**EXERCISE BRIEF**
List each line in which the string "data" appears.
— BEGIN —
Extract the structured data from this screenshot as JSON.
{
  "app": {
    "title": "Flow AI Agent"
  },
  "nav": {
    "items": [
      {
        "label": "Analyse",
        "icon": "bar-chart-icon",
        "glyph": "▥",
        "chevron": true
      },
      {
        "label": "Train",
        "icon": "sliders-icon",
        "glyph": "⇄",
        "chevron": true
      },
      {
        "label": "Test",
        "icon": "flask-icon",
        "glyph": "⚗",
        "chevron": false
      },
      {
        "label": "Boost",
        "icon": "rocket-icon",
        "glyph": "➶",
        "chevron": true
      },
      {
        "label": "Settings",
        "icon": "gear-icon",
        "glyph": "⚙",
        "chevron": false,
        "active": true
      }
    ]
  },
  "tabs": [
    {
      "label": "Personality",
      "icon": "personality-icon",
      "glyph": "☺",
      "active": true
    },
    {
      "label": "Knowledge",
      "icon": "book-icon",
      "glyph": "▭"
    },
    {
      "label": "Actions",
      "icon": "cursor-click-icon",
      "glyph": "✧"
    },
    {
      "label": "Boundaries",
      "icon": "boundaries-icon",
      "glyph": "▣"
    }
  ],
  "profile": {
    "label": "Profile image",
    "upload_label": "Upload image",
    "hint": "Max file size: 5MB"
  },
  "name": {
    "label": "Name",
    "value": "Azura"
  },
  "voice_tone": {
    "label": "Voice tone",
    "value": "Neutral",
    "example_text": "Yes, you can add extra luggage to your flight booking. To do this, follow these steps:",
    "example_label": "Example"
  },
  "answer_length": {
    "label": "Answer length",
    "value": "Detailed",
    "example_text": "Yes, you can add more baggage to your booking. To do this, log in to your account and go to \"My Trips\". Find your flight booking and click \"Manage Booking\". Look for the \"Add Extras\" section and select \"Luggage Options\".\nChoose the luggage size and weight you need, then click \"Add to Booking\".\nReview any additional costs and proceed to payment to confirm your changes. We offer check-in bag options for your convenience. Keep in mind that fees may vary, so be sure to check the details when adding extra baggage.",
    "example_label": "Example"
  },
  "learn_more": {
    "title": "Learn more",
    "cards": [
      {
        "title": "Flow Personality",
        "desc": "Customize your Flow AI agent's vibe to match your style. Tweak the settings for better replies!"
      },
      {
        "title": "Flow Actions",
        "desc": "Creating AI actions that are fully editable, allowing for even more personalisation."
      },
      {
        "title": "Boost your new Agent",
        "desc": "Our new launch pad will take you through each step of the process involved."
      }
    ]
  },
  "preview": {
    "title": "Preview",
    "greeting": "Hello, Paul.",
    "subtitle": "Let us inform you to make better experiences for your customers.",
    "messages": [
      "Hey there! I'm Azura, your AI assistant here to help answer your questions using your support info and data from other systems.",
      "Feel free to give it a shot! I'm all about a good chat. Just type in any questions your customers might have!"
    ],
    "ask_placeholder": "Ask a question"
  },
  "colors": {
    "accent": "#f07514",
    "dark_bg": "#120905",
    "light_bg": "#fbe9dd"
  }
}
— END —
**OUTPUT FOR THIS TASK**
Extract the structured data from this screenshot as JSON.
      "Hey there! I'm Azura, your AI assistant here to help answer your questions using your support info and data from other systems.",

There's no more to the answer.